Stated goal =
In your copy, leave out the pictures and repeat the entries below exactly.

----- Source records -----

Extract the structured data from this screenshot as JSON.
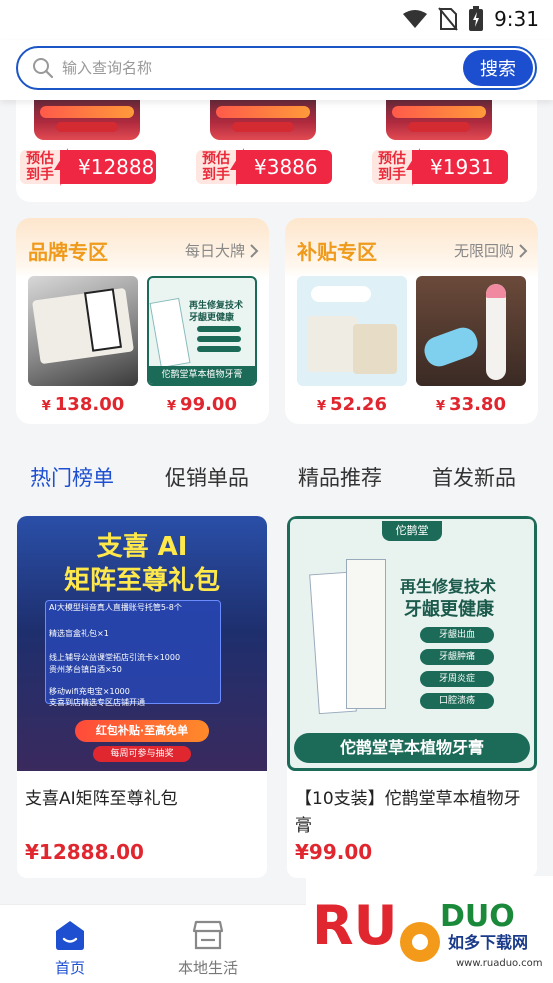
{
  "status_bar": {
    "time": "9:31"
  },
  "search": {
    "placeholder": "输入查询名称",
    "button_label": "搜索"
  },
  "top_products": [
    {
      "tag_line1": "预估",
      "tag_line2": "到手",
      "price": "¥12888"
    },
    {
      "tag_line1": "预估",
      "tag_line2": "到手",
      "price": "¥3886"
    },
    {
      "tag_line1": "预估",
      "tag_line2": "到手",
      "price": "¥1931"
    }
  ],
  "brand_zone": {
    "title": "品牌专区",
    "more": "每日大牌",
    "items": [
      {
        "currency": "¥",
        "price": "138.00"
      },
      {
        "currency": "¥",
        "price": "99.00",
        "image_text_top": "再生修复技术",
        "image_text_mid": "牙龈更健康",
        "image_text_bottom": "佗鹊堂草本植物牙膏"
      }
    ]
  },
  "subsidy_zone": {
    "title": "补贴专区",
    "more": "无限回购",
    "items": [
      {
        "currency": "¥",
        "price": "52.26"
      },
      {
        "currency": "¥",
        "price": "33.80"
      }
    ]
  },
  "tabs": [
    {
      "label": "热门榜单",
      "active": true
    },
    {
      "label": "促销单品",
      "active": false
    },
    {
      "label": "精品推荐",
      "active": false
    },
    {
      "label": "首发新品",
      "active": false
    }
  ],
  "products": [
    {
      "name": "支喜AI矩阵至尊礼包",
      "price": "¥12888.00",
      "image": {
        "headline1": "支喜 AI",
        "headline2": "矩阵至尊礼包",
        "lines": [
          "AI大模型抖音真人直播账号托管5-8个",
          "精选盲盒礼包×1",
          "线上辅导公益课堂拓店引流卡×1000",
          "贵州茅台镇白酒×50",
          "移动wifi充电宝×1000",
          "支喜到店精选专区店铺开通"
        ],
        "banner": "红包补贴·至高免单",
        "sub_banner": "每周可参与抽奖"
      }
    },
    {
      "name": "【10支装】佗鹊堂草本植物牙膏",
      "price": "¥99.00",
      "image": {
        "brand": "佗鹊堂",
        "headline1": "再生修复技术",
        "headline2": "牙龈更健康",
        "benefits": [
          "牙龈出血",
          "牙龈肿痛",
          "牙周炎症",
          "口腔溃疡"
        ],
        "footer": "佗鹊堂草本植物牙膏"
      }
    }
  ],
  "bottom_nav": [
    {
      "label": "首页",
      "icon": "home-icon",
      "active": true
    },
    {
      "label": "本地生活",
      "icon": "store-icon",
      "active": false
    }
  ],
  "watermark": {
    "brand": "RUANDUO",
    "cn": "如多下载网",
    "url": "www.ruaduo.com"
  },
  "colors": {
    "accent": "#1d4fd0",
    "price_red": "#e0262e",
    "zone_title": "#ef9a1a",
    "tag_red": "#ef2743"
  }
}
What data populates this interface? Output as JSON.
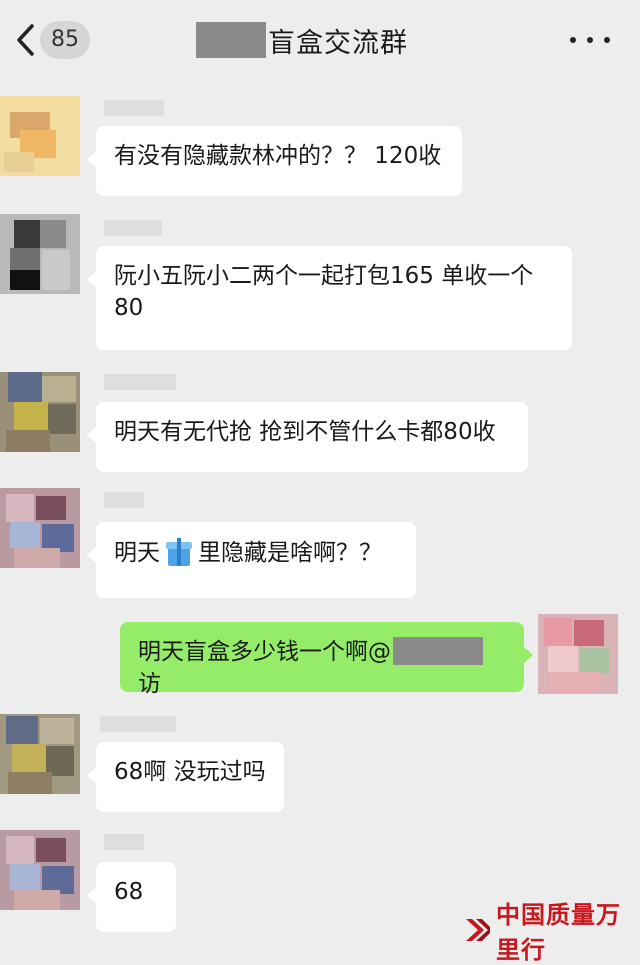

-----

Full answer =
Extract the structured data from this screenshot as JSON.
{
  "status_bar": {
    "time": "9:31"
  },
  "search": {
    "placeholder": "输入查询名称",
    "button_label": "搜索"
  },
  "top_products": [
    {
      "tag_line1": "预估",
      "tag_line2": "到手",
      "price": "¥12888"
    },
    {
      "tag_line1": "预估",
      "tag_line2": "到手",
      "price": "¥3886"
    },
    {
      "tag_line1": "预估",
      "tag_line2": "到手",
      "price": "¥1931"
    }
  ],
  "brand_zone": {
    "title": "品牌专区",
    "more": "每日大牌",
    "items": [
      {
        "currency": "¥",
        "price": "138.00"
      },
      {
        "currency": "¥",
        "price": "99.00",
        "image_text_top": "再生修复技术",
        "image_text_mid": "牙龈更健康",
        "image_text_bottom": "佗鹊堂草本植物牙膏"
      }
    ]
  },
  "subsidy_zone": {
    "title": "补贴专区",
    "more": "无限回购",
    "items": [
      {
        "currency": "¥",
        "price": "52.26"
      },
      {
        "currency": "¥",
        "price": "33.80"
      }
    ]
  },
  "tabs": [
    {
      "label": "热门榜单",
      "active": true
    },
    {
      "label": "促销单品",
      "active": false
    },
    {
      "label": "精品推荐",
      "active": false
    },
    {
      "label": "首发新品",
      "active": false
    }
  ],
  "products": [
    {
      "name": "支喜AI矩阵至尊礼包",
      "price": "¥12888.00",
      "image": {
        "headline1": "支喜 AI",
        "headline2": "矩阵至尊礼包",
        "lines": [
          "AI大模型抖音真人直播账号托管5-8个",
          "精选盲盒礼包×1",
          "线上辅导公益课堂拓店引流卡×1000",
          "贵州茅台镇白酒×50",
          "移动wifi充电宝×1000",
          "支喜到店精选专区店铺开通"
        ],
        "banner": "红包补贴·至高免单",
        "sub_banner": "每周可参与抽奖"
      }
    },
    {
      "name": "【10支装】佗鹊堂草本植物牙膏",
      "price": "¥99.00",
      "image": {
        "brand": "佗鹊堂",
        "headline1": "再生修复技术",
        "headline2": "牙龈更健康",
        "benefits": [
          "牙龈出血",
          "牙龈肿痛",
          "牙周炎症",
          "口腔溃疡"
        ],
        "footer": "佗鹊堂草本植物牙膏"
      }
    }
  ],
  "bottom_nav": [
    {
      "label": "首页",
      "icon": "home-icon",
      "active": true
    },
    {
      "label": "本地生活",
      "icon": "store-icon",
      "active": false
    }
  ],
  "watermark": {
    "brand": "RUANDUO",
    "cn": "如多下载网",
    "url": "www.ruaduo.com"
  },
  "colors": {
    "accent": "#1d4fd0",
    "price_red": "#e0262e",
    "zone_title": "#ef9a1a",
    "tag_red": "#ef2743"
  }
}
What data populates this interface? Output as JSON.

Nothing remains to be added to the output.